Stored items from a collection:
▬▬▬

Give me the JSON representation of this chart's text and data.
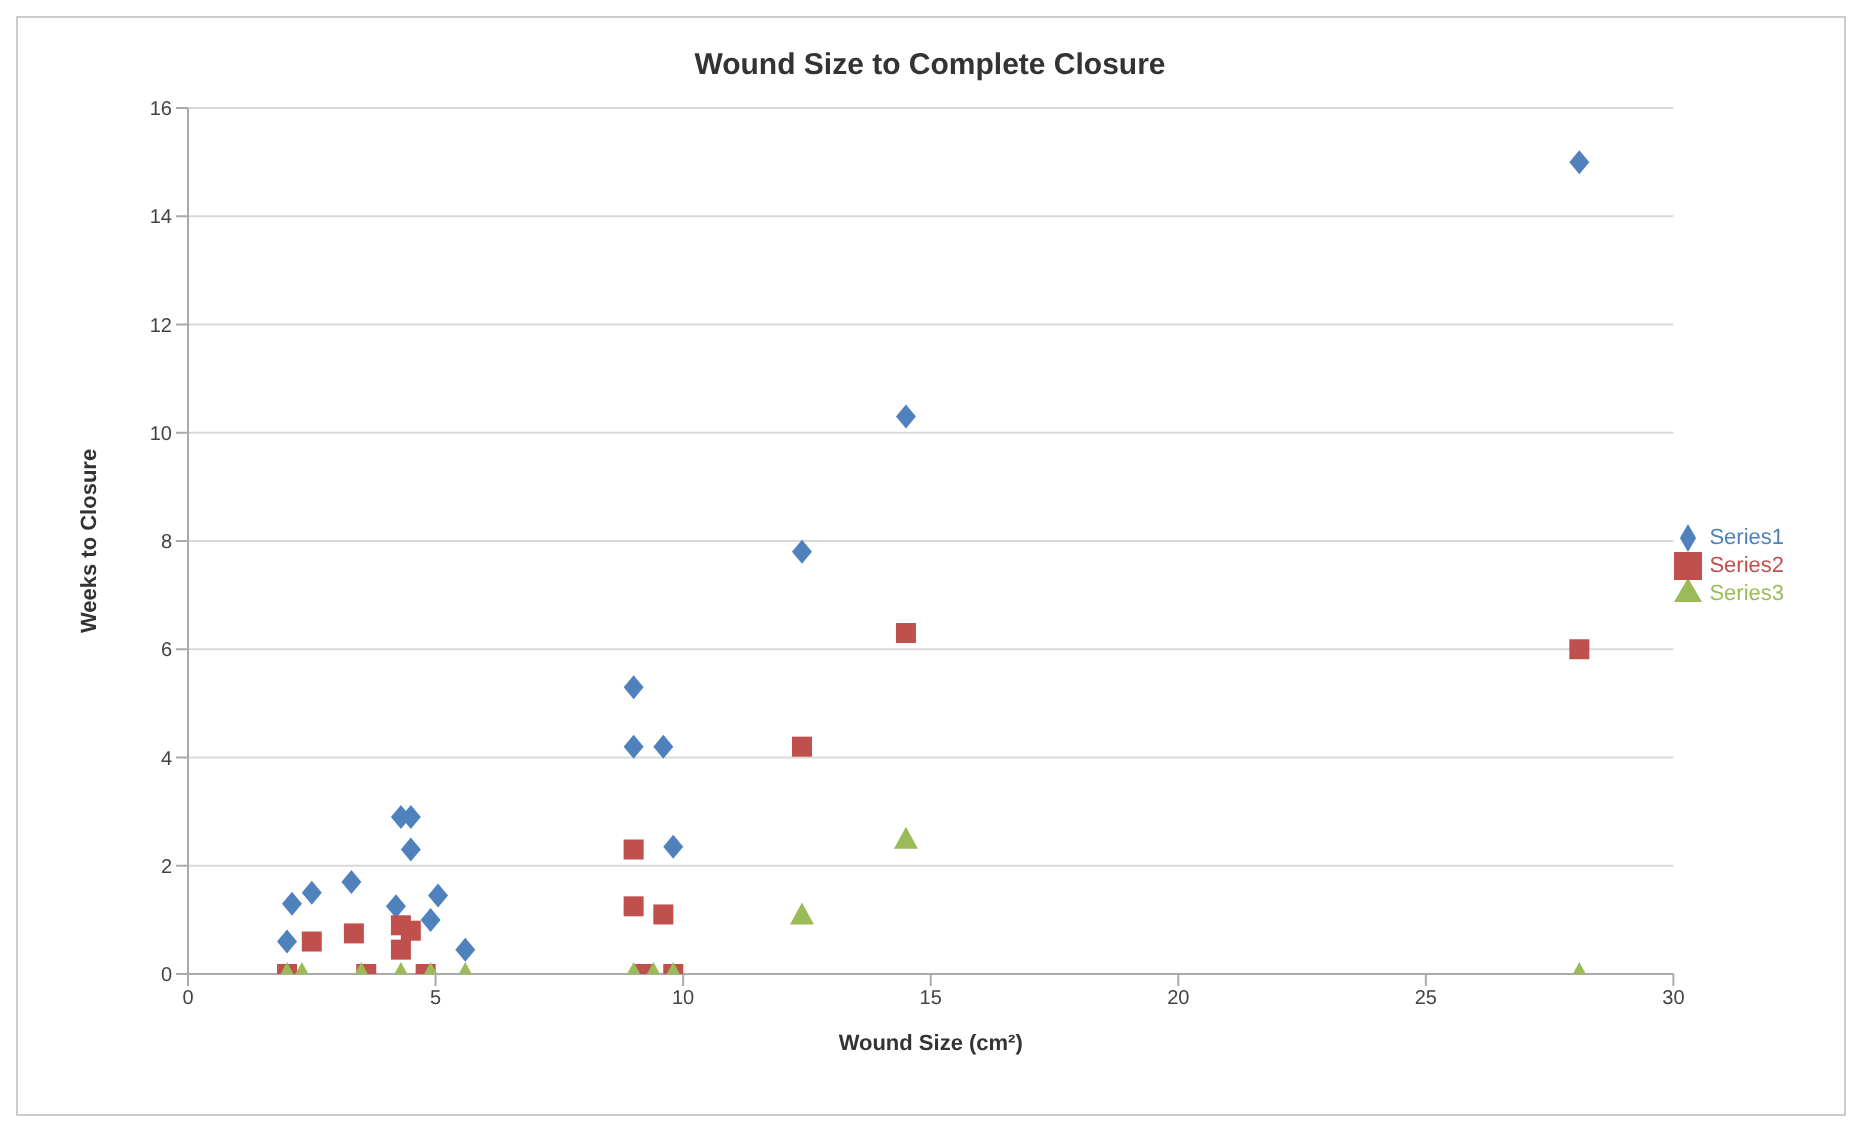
{
  "chart_data": {
    "type": "scatter",
    "title": "Wound Size to Complete Closure",
    "xlabel": "Wound Size (cm²)",
    "ylabel": "Weeks to Closure",
    "xlim": [
      0,
      30
    ],
    "xticks": [
      0,
      5,
      10,
      15,
      20,
      25,
      30
    ],
    "ylim": [
      0,
      16
    ],
    "yticks": [
      0,
      2,
      4,
      6,
      8,
      10,
      12,
      14,
      16
    ],
    "grid": "y",
    "legend": "right",
    "series": [
      {
        "name": "Series1",
        "color": "#4f81bd",
        "marker": "diamond",
        "x": [
          2.0,
          2.1,
          2.5,
          3.3,
          4.2,
          4.3,
          4.5,
          4.5,
          4.9,
          5.05,
          5.6,
          9.0,
          9.0,
          9.6,
          9.8,
          12.4,
          14.5,
          28.1
        ],
        "values": [
          0.6,
          1.3,
          1.5,
          1.7,
          1.25,
          2.9,
          2.9,
          2.3,
          1.0,
          1.45,
          0.45,
          5.3,
          4.2,
          4.2,
          2.35,
          7.8,
          10.3,
          15
        ]
      },
      {
        "name": "Series2",
        "color": "#c0504d",
        "marker": "square",
        "x": [
          2.5,
          3.35,
          4.3,
          4.5,
          4.3,
          9.0,
          9.0,
          9.6,
          12.4,
          14.5,
          28.1,
          2.0,
          3.6,
          4.8,
          9.2,
          9.8
        ],
        "values": [
          0.6,
          0.75,
          0.9,
          0.8,
          0.45,
          2.3,
          1.25,
          1.1,
          4.2,
          6.3,
          6.0,
          0,
          0,
          0,
          0,
          0
        ]
      },
      {
        "name": "Series3",
        "color": "#9bbb59",
        "marker": "triangle",
        "x": [
          2.0,
          2.3,
          3.5,
          4.3,
          4.9,
          5.6,
          9.0,
          9.4,
          9.8,
          12.4,
          14.5,
          28.1
        ],
        "values": [
          0,
          0,
          0,
          0,
          0,
          0,
          0,
          0,
          0,
          1.1,
          2.5,
          0
        ]
      }
    ]
  }
}
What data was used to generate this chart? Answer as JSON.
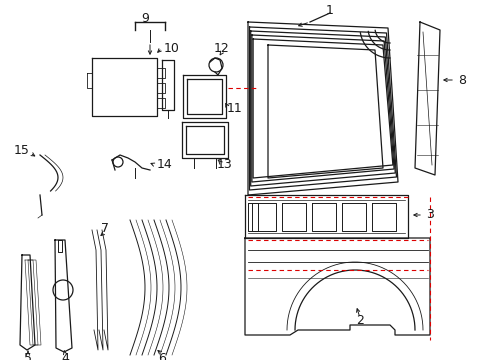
{
  "bg_color": "#ffffff",
  "line_color": "#1a1a1a",
  "red_dash_color": "#dd0000",
  "lw": 0.9
}
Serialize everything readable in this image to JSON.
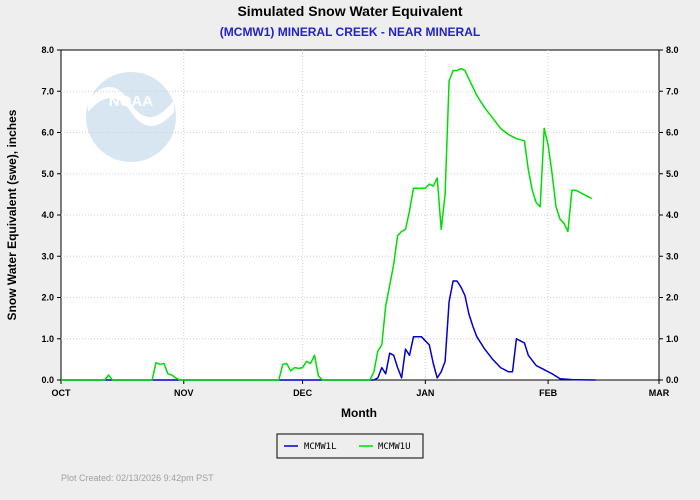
{
  "chart_data": {
    "type": "line",
    "title": "Simulated Snow Water Equivalent",
    "subtitle": "(MCMW1) MINERAL CREEK - NEAR MINERAL",
    "xlabel": "Month",
    "ylabel": "Snow Water Equivalent (swe),  inches",
    "ylim": [
      0,
      8
    ],
    "xlim": [
      "2025-10-01",
      "2026-03-01"
    ],
    "yticks": [
      "0.0",
      "1.0",
      "2.0",
      "3.0",
      "4.0",
      "5.0",
      "6.0",
      "7.0",
      "8.0"
    ],
    "xticks": [
      {
        "date": "2025-10-01",
        "label": "OCT"
      },
      {
        "date": "2025-11-01",
        "label": "NOV"
      },
      {
        "date": "2025-12-01",
        "label": "DEC"
      },
      {
        "date": "2026-01-01",
        "label": "JAN"
      },
      {
        "date": "2026-02-01",
        "label": "FEB"
      },
      {
        "date": "2026-03-01",
        "label": "MAR"
      }
    ],
    "grid": true,
    "legend_position": "bottom-center",
    "series": [
      {
        "name": "MCMW1L",
        "color": "#0000cc",
        "points": [
          [
            "2025-10-01",
            0.0
          ],
          [
            "2025-12-19",
            0.0
          ],
          [
            "2025-12-20",
            0.05
          ],
          [
            "2025-12-21",
            0.3
          ],
          [
            "2025-12-22",
            0.15
          ],
          [
            "2025-12-23",
            0.65
          ],
          [
            "2025-12-24",
            0.6
          ],
          [
            "2025-12-25",
            0.3
          ],
          [
            "2025-12-26",
            0.05
          ],
          [
            "2025-12-27",
            0.75
          ],
          [
            "2025-12-28",
            0.6
          ],
          [
            "2025-12-29",
            1.05
          ],
          [
            "2025-12-30",
            1.05
          ],
          [
            "2025-12-31",
            1.05
          ],
          [
            "2026-01-01",
            0.95
          ],
          [
            "2026-01-02",
            0.85
          ],
          [
            "2026-01-03",
            0.4
          ],
          [
            "2026-01-04",
            0.05
          ],
          [
            "2026-01-05",
            0.2
          ],
          [
            "2026-01-06",
            0.45
          ],
          [
            "2026-01-07",
            1.9
          ],
          [
            "2026-01-08",
            2.4
          ],
          [
            "2026-01-09",
            2.4
          ],
          [
            "2026-01-10",
            2.25
          ],
          [
            "2026-01-11",
            2.05
          ],
          [
            "2026-01-12",
            1.6
          ],
          [
            "2026-01-13",
            1.3
          ],
          [
            "2026-01-14",
            1.05
          ],
          [
            "2026-01-16",
            0.75
          ],
          [
            "2026-01-18",
            0.5
          ],
          [
            "2026-01-20",
            0.3
          ],
          [
            "2026-01-22",
            0.2
          ],
          [
            "2026-01-23",
            0.2
          ],
          [
            "2026-01-24",
            1.0
          ],
          [
            "2026-01-26",
            0.9
          ],
          [
            "2026-01-27",
            0.6
          ],
          [
            "2026-01-29",
            0.35
          ],
          [
            "2026-01-31",
            0.25
          ],
          [
            "2026-02-02",
            0.15
          ],
          [
            "2026-02-04",
            0.03
          ],
          [
            "2026-02-07",
            0.01
          ],
          [
            "2026-02-13",
            0.0
          ]
        ]
      },
      {
        "name": "MCMW1U",
        "color": "#00dd00",
        "points": [
          [
            "2025-10-01",
            0.0
          ],
          [
            "2025-10-12",
            0.0
          ],
          [
            "2025-10-13",
            0.12
          ],
          [
            "2025-10-14",
            0.0
          ],
          [
            "2025-10-24",
            0.0
          ],
          [
            "2025-10-25",
            0.42
          ],
          [
            "2025-10-26",
            0.38
          ],
          [
            "2025-10-27",
            0.4
          ],
          [
            "2025-10-28",
            0.15
          ],
          [
            "2025-10-29",
            0.12
          ],
          [
            "2025-10-30",
            0.05
          ],
          [
            "2025-10-31",
            0.0
          ],
          [
            "2025-11-25",
            0.0
          ],
          [
            "2025-11-26",
            0.38
          ],
          [
            "2025-11-27",
            0.4
          ],
          [
            "2025-11-28",
            0.22
          ],
          [
            "2025-11-29",
            0.3
          ],
          [
            "2025-11-30",
            0.28
          ],
          [
            "2025-12-01",
            0.3
          ],
          [
            "2025-12-02",
            0.45
          ],
          [
            "2025-12-03",
            0.4
          ],
          [
            "2025-12-04",
            0.6
          ],
          [
            "2025-12-05",
            0.1
          ],
          [
            "2025-12-06",
            0.0
          ],
          [
            "2025-12-18",
            0.0
          ],
          [
            "2025-12-19",
            0.2
          ],
          [
            "2025-12-20",
            0.7
          ],
          [
            "2025-12-21",
            0.85
          ],
          [
            "2025-12-22",
            1.8
          ],
          [
            "2025-12-23",
            2.3
          ],
          [
            "2025-12-24",
            2.8
          ],
          [
            "2025-12-25",
            3.5
          ],
          [
            "2025-12-26",
            3.6
          ],
          [
            "2025-12-27",
            3.65
          ],
          [
            "2025-12-28",
            4.1
          ],
          [
            "2025-12-29",
            4.65
          ],
          [
            "2025-12-30",
            4.65
          ],
          [
            "2026-01-01",
            4.65
          ],
          [
            "2026-01-02",
            4.75
          ],
          [
            "2026-01-03",
            4.7
          ],
          [
            "2026-01-04",
            4.9
          ],
          [
            "2026-01-05",
            3.65
          ],
          [
            "2026-01-06",
            4.5
          ],
          [
            "2026-01-07",
            7.25
          ],
          [
            "2026-01-08",
            7.5
          ],
          [
            "2026-01-09",
            7.5
          ],
          [
            "2026-01-10",
            7.55
          ],
          [
            "2026-01-11",
            7.5
          ],
          [
            "2026-01-12",
            7.3
          ],
          [
            "2026-01-14",
            6.9
          ],
          [
            "2026-01-16",
            6.6
          ],
          [
            "2026-01-18",
            6.35
          ],
          [
            "2026-01-20",
            6.1
          ],
          [
            "2026-01-22",
            5.95
          ],
          [
            "2026-01-24",
            5.85
          ],
          [
            "2026-01-26",
            5.8
          ],
          [
            "2026-01-27",
            5.1
          ],
          [
            "2026-01-28",
            4.6
          ],
          [
            "2026-01-29",
            4.3
          ],
          [
            "2026-01-30",
            4.2
          ],
          [
            "2026-01-31",
            6.1
          ],
          [
            "2026-02-01",
            5.7
          ],
          [
            "2026-02-02",
            5.0
          ],
          [
            "2026-02-03",
            4.2
          ],
          [
            "2026-02-04",
            3.9
          ],
          [
            "2026-02-05",
            3.8
          ],
          [
            "2026-02-06",
            3.6
          ],
          [
            "2026-02-07",
            4.6
          ],
          [
            "2026-02-08",
            4.6
          ],
          [
            "2026-02-09",
            4.55
          ],
          [
            "2026-02-10",
            4.5
          ],
          [
            "2026-02-11",
            4.45
          ],
          [
            "2026-02-12",
            4.4
          ]
        ]
      }
    ]
  },
  "logo": {
    "text": "NOAA",
    "circle_color": "#d8e6f2",
    "band_color": "#ffffff"
  },
  "footer": {
    "created": "Plot Created: 02/13/2026 9:42pm PST"
  }
}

▬▬▬

Short exercise:
In the entries above, identify every line with the string "Snow".

Exercise result:
    "title": "Simulated Snow Water Equivalent",
    "ylabel": "Snow Water Equivalent (swe),  inches",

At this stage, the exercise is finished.